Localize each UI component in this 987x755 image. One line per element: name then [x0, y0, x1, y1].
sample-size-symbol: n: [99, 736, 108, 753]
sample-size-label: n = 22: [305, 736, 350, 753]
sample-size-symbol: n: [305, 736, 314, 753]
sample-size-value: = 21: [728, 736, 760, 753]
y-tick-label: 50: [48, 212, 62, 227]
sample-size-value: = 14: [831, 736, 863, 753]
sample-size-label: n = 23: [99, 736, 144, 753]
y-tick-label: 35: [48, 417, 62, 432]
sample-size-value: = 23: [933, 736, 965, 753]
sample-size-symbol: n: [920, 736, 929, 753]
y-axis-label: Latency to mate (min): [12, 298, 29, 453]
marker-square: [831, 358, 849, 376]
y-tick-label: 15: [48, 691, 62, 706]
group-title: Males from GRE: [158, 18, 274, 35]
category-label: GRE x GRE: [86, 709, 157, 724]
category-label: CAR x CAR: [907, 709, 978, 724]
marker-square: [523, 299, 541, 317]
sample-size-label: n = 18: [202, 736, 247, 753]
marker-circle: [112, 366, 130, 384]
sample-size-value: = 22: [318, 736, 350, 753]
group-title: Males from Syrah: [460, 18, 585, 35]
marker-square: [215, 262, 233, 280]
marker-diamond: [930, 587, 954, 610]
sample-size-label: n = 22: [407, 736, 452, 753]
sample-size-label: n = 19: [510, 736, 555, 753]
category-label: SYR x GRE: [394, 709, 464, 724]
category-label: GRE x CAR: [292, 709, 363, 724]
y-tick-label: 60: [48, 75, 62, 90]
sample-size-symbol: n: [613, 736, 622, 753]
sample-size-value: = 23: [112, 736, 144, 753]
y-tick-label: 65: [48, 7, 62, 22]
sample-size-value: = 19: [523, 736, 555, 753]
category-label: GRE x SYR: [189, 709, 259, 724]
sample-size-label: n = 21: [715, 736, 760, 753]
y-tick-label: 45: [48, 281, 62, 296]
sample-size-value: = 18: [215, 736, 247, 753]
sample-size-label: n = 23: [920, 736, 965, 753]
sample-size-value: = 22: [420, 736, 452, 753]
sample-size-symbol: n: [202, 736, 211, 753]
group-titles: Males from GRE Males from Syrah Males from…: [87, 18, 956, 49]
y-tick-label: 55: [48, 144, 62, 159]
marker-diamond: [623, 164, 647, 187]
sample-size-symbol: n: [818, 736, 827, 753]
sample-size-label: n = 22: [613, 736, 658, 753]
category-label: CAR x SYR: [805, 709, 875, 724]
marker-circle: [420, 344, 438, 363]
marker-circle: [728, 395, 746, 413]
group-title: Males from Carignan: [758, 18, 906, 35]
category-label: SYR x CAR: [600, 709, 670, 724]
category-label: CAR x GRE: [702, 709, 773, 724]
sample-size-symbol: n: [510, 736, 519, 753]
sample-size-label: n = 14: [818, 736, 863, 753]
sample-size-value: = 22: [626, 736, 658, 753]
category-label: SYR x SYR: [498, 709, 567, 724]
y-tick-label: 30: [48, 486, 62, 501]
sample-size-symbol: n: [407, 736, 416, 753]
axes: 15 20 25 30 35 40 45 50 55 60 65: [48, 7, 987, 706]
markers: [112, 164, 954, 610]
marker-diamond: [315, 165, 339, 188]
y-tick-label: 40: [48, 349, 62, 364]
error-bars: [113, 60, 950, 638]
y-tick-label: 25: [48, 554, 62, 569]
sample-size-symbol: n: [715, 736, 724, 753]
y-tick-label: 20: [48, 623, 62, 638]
□ □ □ □ □
__Exercise__:
Please copy the records above line for line, with no changes.

__The solution__:
Localize each UI component in this 987x755 image. One line per element: name then [x0, y0, x1, y1].
sample-size-symbol: n: [99, 736, 108, 753]
sample-size-label: n = 22: [305, 736, 350, 753]
sample-size-symbol: n: [305, 736, 314, 753]
sample-size-value: = 21: [728, 736, 760, 753]
y-tick-label: 50: [48, 212, 62, 227]
sample-size-value: = 14: [831, 736, 863, 753]
sample-size-label: n = 23: [99, 736, 144, 753]
y-tick-label: 35: [48, 417, 62, 432]
sample-size-value: = 23: [933, 736, 965, 753]
sample-size-symbol: n: [920, 736, 929, 753]
y-axis-label: Latency to mate (min): [12, 298, 29, 453]
marker-square: [831, 358, 849, 376]
y-tick-label: 15: [48, 691, 62, 706]
group-title: Males from GRE: [158, 18, 274, 35]
category-label: GRE x GRE: [86, 709, 157, 724]
category-label: CAR x CAR: [907, 709, 978, 724]
marker-square: [523, 299, 541, 317]
sample-size-label: n = 18: [202, 736, 247, 753]
marker-circle: [112, 366, 130, 384]
sample-size-value: = 22: [318, 736, 350, 753]
group-title: Males from Syrah: [460, 18, 585, 35]
marker-square: [215, 262, 233, 280]
marker-diamond: [930, 587, 954, 610]
sample-size-label: n = 22: [407, 736, 452, 753]
sample-size-label: n = 19: [510, 736, 555, 753]
category-label: SYR x GRE: [394, 709, 464, 724]
category-label: GRE x CAR: [292, 709, 363, 724]
y-tick-label: 60: [48, 75, 62, 90]
sample-size-symbol: n: [613, 736, 622, 753]
sample-size-value: = 23: [112, 736, 144, 753]
y-tick-label: 65: [48, 7, 62, 22]
sample-size-value: = 19: [523, 736, 555, 753]
category-label: GRE x SYR: [189, 709, 259, 724]
sample-size-label: n = 21: [715, 736, 760, 753]
y-tick-label: 45: [48, 281, 62, 296]
sample-size-value: = 18: [215, 736, 247, 753]
sample-size-label: n = 23: [920, 736, 965, 753]
sample-size-value: = 22: [420, 736, 452, 753]
sample-size-symbol: n: [202, 736, 211, 753]
group-titles: Males from GRE Males from Syrah Males from…: [87, 18, 956, 49]
y-tick-label: 55: [48, 144, 62, 159]
marker-diamond: [623, 164, 647, 187]
sample-size-symbol: n: [818, 736, 827, 753]
sample-size-label: n = 22: [613, 736, 658, 753]
category-label: CAR x SYR: [805, 709, 875, 724]
marker-circle: [420, 344, 438, 363]
marker-circle: [728, 395, 746, 413]
group-title: Males from Carignan: [758, 18, 906, 35]
category-label: SYR x CAR: [600, 709, 670, 724]
category-label: CAR x GRE: [702, 709, 773, 724]
sample-size-symbol: n: [510, 736, 519, 753]
sample-size-label: n = 14: [818, 736, 863, 753]
sample-size-value: = 22: [626, 736, 658, 753]
category-label: SYR x SYR: [498, 709, 567, 724]
y-tick-label: 30: [48, 486, 62, 501]
sample-size-symbol: n: [407, 736, 416, 753]
axes: 15 20 25 30 35 40 45 50 55 60 65: [48, 7, 987, 706]
markers: [112, 164, 954, 610]
marker-diamond: [315, 165, 339, 188]
y-tick-label: 40: [48, 349, 62, 364]
error-bars: [113, 60, 950, 638]
y-tick-label: 25: [48, 554, 62, 569]
sample-size-symbol: n: [715, 736, 724, 753]
y-tick-label: 20: [48, 623, 62, 638]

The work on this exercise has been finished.